(Task brief) Scan the records for the word "ylabel". Copy each line that includes it.

(Dataset)
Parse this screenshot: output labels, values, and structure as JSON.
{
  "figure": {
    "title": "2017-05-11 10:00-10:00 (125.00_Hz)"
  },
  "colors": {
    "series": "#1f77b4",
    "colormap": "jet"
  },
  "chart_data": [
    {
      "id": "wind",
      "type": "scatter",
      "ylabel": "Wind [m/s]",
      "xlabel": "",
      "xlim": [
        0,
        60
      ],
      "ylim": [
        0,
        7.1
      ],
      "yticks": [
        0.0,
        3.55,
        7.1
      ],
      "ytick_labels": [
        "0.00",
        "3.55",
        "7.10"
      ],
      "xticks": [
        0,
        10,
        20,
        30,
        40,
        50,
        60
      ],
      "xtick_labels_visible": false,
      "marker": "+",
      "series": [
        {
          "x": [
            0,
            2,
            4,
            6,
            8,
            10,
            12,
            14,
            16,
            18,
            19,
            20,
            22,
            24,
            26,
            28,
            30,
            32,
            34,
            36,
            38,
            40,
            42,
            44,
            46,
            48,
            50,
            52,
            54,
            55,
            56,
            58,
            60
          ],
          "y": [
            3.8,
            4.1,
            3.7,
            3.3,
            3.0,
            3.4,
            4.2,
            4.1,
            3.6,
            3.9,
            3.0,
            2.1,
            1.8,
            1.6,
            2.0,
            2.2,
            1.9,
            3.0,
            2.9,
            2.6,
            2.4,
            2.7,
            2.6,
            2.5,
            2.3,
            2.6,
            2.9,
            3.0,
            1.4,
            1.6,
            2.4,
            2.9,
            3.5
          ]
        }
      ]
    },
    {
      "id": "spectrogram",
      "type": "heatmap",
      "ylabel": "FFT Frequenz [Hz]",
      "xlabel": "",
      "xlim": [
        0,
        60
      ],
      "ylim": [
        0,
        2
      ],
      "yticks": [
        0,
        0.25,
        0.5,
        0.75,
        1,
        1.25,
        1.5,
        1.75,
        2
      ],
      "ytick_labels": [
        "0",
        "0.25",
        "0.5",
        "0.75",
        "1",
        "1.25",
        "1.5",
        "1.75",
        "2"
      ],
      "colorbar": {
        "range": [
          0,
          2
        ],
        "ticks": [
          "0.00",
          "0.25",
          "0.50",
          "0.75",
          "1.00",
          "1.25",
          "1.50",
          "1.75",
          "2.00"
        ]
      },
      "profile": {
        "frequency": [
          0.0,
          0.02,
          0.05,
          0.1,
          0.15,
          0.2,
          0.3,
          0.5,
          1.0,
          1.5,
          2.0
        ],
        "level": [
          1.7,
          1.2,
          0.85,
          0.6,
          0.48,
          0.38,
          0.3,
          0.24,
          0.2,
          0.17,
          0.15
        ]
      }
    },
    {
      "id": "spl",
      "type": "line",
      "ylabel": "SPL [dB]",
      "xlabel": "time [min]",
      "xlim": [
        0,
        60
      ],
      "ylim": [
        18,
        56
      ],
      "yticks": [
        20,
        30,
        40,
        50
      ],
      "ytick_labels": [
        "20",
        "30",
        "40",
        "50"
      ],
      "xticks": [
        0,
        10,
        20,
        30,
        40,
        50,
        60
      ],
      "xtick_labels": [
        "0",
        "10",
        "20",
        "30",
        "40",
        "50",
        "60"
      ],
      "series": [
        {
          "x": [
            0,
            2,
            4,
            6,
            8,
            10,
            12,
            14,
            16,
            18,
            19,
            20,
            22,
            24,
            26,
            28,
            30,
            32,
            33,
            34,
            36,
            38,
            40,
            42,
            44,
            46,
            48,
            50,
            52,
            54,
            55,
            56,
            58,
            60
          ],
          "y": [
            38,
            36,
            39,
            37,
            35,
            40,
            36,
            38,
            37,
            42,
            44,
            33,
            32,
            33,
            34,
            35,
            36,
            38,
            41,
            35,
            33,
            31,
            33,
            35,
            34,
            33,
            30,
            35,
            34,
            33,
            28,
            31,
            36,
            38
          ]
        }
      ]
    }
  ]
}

(Result of this exercise)
      "ylabel": "Wind [m/s]",
      "ylabel": "FFT Frequenz [Hz]",
      "ylabel": "SPL [dB]",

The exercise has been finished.